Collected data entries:
==================================================

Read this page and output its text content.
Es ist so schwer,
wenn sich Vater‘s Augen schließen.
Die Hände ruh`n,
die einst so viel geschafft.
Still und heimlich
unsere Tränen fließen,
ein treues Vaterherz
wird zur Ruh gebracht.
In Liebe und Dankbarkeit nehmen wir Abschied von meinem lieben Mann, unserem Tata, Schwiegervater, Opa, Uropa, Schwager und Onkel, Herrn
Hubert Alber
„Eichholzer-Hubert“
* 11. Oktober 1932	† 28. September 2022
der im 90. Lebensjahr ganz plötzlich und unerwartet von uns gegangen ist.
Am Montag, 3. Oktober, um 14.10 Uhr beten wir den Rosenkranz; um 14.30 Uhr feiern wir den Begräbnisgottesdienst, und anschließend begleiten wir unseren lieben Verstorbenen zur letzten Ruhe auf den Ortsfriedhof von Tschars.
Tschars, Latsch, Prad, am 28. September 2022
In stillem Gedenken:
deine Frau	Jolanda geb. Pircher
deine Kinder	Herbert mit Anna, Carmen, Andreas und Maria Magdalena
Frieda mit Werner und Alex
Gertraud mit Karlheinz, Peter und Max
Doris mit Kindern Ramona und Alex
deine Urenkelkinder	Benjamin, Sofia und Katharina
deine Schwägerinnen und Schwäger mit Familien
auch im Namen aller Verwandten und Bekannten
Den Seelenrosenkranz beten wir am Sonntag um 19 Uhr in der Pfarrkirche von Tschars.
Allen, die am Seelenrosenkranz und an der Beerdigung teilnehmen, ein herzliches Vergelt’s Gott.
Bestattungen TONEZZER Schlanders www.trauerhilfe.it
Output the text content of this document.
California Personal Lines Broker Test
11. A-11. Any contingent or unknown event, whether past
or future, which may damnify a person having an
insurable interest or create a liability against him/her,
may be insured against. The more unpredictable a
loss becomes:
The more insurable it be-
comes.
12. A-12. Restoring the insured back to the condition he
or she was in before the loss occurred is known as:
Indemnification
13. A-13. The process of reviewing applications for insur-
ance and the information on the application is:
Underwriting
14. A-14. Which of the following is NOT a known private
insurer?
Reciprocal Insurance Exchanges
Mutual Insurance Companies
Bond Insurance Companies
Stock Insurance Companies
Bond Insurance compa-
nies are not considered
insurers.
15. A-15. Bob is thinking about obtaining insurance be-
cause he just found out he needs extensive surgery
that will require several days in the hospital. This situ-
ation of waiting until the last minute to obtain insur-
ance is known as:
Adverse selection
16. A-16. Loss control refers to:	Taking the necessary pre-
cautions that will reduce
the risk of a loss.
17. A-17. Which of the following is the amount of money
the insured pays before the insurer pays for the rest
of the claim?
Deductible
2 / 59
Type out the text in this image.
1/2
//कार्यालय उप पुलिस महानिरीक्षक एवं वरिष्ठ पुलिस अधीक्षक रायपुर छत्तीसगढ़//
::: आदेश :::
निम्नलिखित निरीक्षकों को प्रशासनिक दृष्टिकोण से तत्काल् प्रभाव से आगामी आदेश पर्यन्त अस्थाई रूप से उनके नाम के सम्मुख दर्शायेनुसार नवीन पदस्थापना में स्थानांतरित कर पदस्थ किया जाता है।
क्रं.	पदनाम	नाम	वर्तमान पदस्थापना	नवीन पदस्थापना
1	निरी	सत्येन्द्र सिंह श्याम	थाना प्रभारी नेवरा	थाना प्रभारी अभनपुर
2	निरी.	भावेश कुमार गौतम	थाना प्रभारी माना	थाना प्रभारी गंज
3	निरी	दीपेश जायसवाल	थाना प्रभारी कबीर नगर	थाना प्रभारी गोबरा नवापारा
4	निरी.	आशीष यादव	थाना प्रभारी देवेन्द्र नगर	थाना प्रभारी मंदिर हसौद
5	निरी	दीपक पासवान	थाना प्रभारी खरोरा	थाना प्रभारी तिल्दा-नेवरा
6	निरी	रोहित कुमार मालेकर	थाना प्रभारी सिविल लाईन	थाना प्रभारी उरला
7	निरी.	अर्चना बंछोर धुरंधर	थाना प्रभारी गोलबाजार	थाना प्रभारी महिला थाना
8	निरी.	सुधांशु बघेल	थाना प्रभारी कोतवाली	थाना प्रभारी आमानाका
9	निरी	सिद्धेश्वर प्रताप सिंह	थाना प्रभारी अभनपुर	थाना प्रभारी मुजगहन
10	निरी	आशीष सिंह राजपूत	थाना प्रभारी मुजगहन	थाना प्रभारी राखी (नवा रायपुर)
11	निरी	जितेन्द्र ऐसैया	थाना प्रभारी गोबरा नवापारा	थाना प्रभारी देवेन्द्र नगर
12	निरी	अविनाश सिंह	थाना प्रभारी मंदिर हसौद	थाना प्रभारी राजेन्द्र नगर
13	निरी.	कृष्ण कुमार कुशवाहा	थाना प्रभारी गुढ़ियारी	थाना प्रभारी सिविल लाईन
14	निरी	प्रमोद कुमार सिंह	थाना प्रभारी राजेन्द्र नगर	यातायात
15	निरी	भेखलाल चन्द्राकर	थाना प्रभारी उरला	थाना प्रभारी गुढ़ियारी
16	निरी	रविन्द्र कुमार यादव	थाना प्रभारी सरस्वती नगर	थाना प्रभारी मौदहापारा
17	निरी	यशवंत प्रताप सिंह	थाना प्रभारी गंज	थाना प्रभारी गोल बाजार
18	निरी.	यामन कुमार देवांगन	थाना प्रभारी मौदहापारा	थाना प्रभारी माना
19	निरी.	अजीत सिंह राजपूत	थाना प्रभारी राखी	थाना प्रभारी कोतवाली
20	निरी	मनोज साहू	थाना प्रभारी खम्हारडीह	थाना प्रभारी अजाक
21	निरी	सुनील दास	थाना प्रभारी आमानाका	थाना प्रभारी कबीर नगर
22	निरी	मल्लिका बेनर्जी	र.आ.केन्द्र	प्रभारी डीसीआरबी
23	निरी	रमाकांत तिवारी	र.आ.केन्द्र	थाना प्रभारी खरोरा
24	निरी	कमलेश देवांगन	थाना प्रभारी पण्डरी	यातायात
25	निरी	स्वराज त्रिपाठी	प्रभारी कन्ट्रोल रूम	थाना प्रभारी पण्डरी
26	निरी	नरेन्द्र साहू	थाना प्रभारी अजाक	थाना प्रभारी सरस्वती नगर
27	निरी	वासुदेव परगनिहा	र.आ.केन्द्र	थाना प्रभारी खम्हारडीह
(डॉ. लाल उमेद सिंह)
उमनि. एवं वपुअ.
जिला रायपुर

==================================================

Problem -> Each line holding "अभनप" must be found and copied.

Full answer ->
1	निरी	सत्येन्द्र सिंह श्याम	थाना प्रभारी नेवरा	थाना प्रभारी अभनपुर
9	निरी	सिद्धेश्वर प्रताप सिंह	थाना प्रभारी अभनपुर	थाना प्रभारी मुजगहन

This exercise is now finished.